Spot every line with the word "phone" and return it.

================

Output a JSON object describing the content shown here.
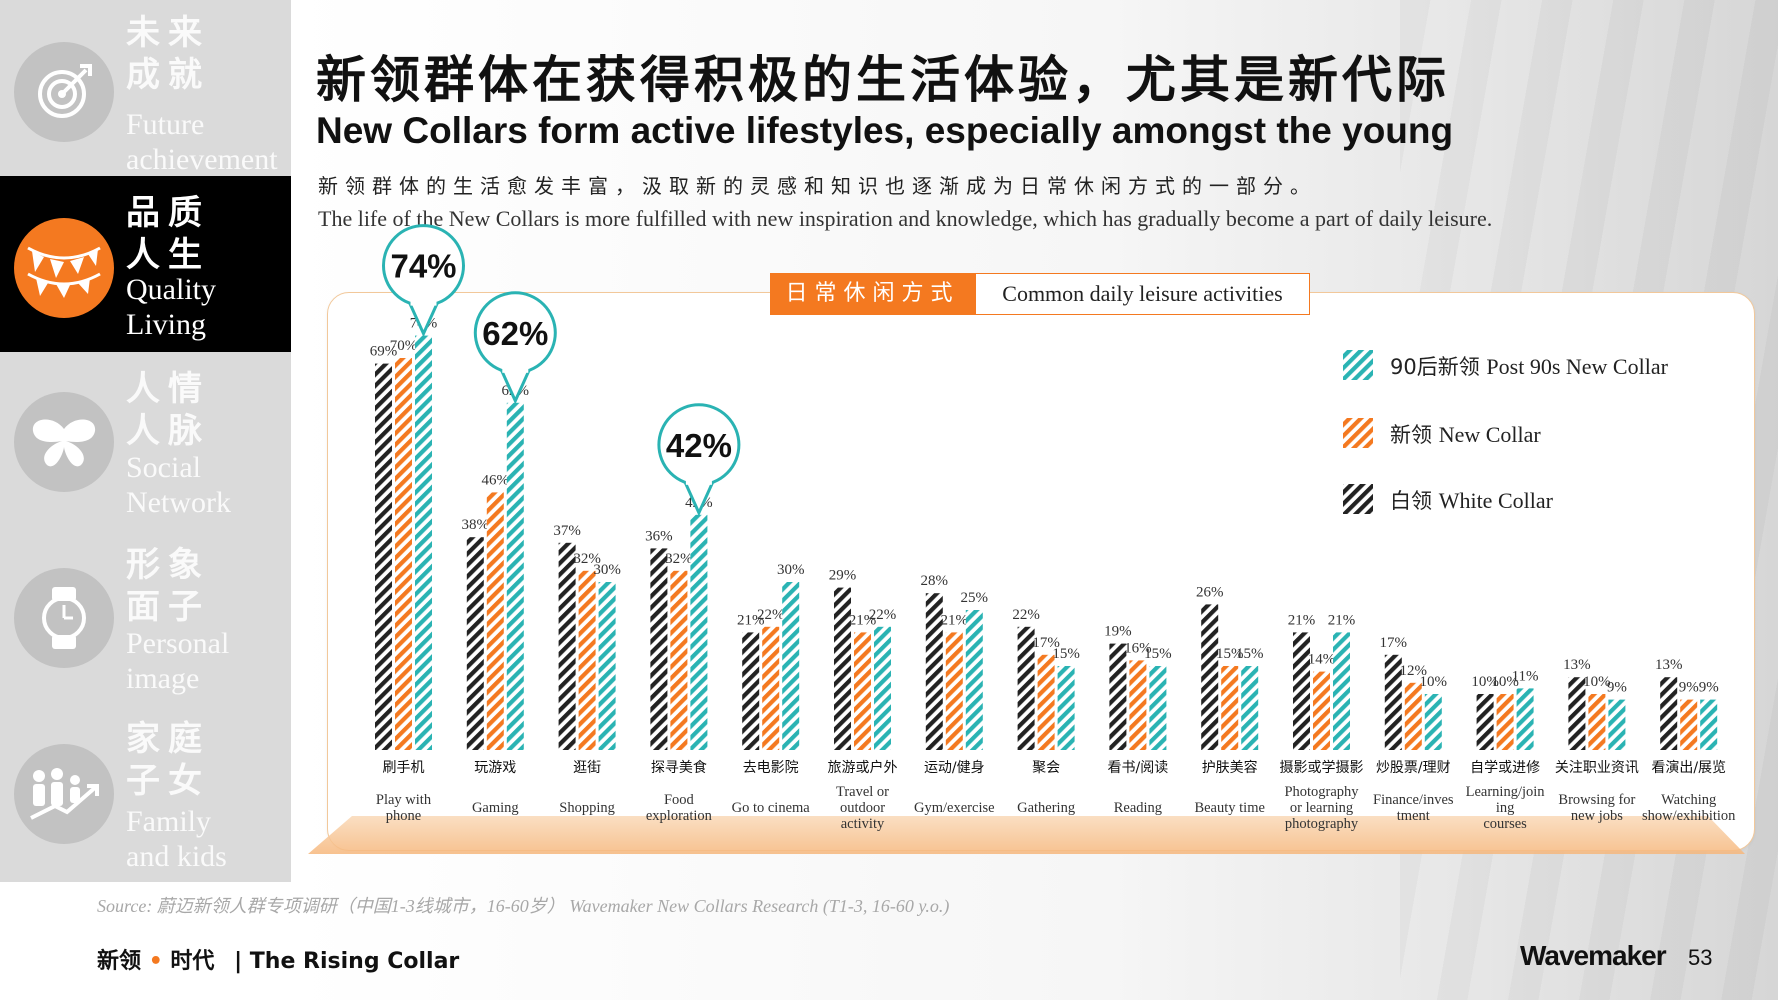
{
  "sidebar": {
    "sections": [
      {
        "zh": "未来成就",
        "en": "Future achievement",
        "icon": "target-icon",
        "active": false
      },
      {
        "zh": "品质人生",
        "en": "Quality Living",
        "icon": "bunting-icon",
        "active": true
      },
      {
        "zh": "人情人脉",
        "en": "Social Network",
        "icon": "butterfly-icon",
        "active": false
      },
      {
        "zh": "形象面子",
        "en": "Personal image",
        "icon": "watch-icon",
        "active": false
      },
      {
        "zh": "家庭子女",
        "en": "Family and kids",
        "icon": "family-icon",
        "active": false
      }
    ]
  },
  "title": {
    "zh": "新领群体在获得积极的生活体验，尤其是新代际",
    "en": "New Collars form active lifestyles, especially amongst the young"
  },
  "subtitle": {
    "zh": "新领群体的生活愈发丰富，汲取新的灵感和知识也逐渐成为日常休闲方式的一部分。",
    "en": "The life of the New Collars is more fulfilled with new inspiration and knowledge, which has gradually become a part of daily leisure."
  },
  "chart_tag": {
    "zh": "日常休闲方式",
    "en": "Common daily leisure activities"
  },
  "colors": {
    "white_collar": "#222222",
    "new_collar": "#f47920",
    "post90": "#2ab3b3",
    "accent": "#f47920"
  },
  "chart_data": {
    "type": "bar",
    "title": "Common daily leisure activities",
    "categories_zh": [
      "刷手机",
      "玩游戏",
      "逛街",
      "探寻美食",
      "去电影院",
      "旅游或户外",
      "运动/健身",
      "聚会",
      "看书/阅读",
      "护肤美容",
      "摄影或学摄影",
      "炒股票/理财",
      "自学或进修",
      "关注职业资讯",
      "看演出/展览"
    ],
    "categories": [
      "Play with phone",
      "Gaming",
      "Shopping",
      "Food exploration",
      "Go to cinema",
      "Travel or outdoor activity",
      "Gym/exercise",
      "Gathering",
      "Reading",
      "Beauty time",
      "Photography or learning photography",
      "Finance/investment",
      "Learning/joining courses",
      "Browsing for new jobs",
      "Watching show/exhibition"
    ],
    "series": [
      {
        "name": "白领 White Collar",
        "values": [
          69,
          38,
          37,
          36,
          21,
          29,
          28,
          22,
          19,
          26,
          21,
          17,
          10,
          13,
          13
        ]
      },
      {
        "name": "新领 New Collar",
        "values": [
          70,
          46,
          32,
          32,
          22,
          21,
          21,
          17,
          16,
          15,
          14,
          12,
          10,
          10,
          9
        ]
      },
      {
        "name": "90后新领 Post 90s New Collar",
        "values": [
          74,
          62,
          30,
          42,
          30,
          22,
          25,
          15,
          15,
          15,
          21,
          10,
          11,
          9,
          9
        ]
      }
    ],
    "callouts": [
      {
        "category": "Play with phone",
        "series": "90后新领 Post 90s New Collar",
        "label": "74%"
      },
      {
        "category": "Gaming",
        "series": "90后新领 Post 90s New Collar",
        "label": "62%"
      },
      {
        "category": "Food exploration",
        "series": "90后新领 Post 90s New Collar",
        "label": "42%"
      }
    ],
    "legend": [
      {
        "zh": "90后新领",
        "en": "Post 90s New Collar"
      },
      {
        "zh": "新领",
        "en": "New Collar"
      },
      {
        "zh": "白领",
        "en": "White Collar"
      }
    ],
    "legend_position": "top-right",
    "ylim": [
      0,
      80
    ],
    "grid": false
  },
  "source": "Source: 蔚迈新领人群专项调研（中国1-3线城市，16-60岁） Wavemaker New Collars Research (T1-3, 16-60 y.o.)",
  "footer": {
    "left_a": "新领",
    "dot": "•",
    "left_b": "时代",
    "sep": "| The Rising Collar",
    "brand": "Wavemaker",
    "page": "53"
  }
}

================

→ **Solution for this task**:
      "Play with phone",
        "category": "Play with phone",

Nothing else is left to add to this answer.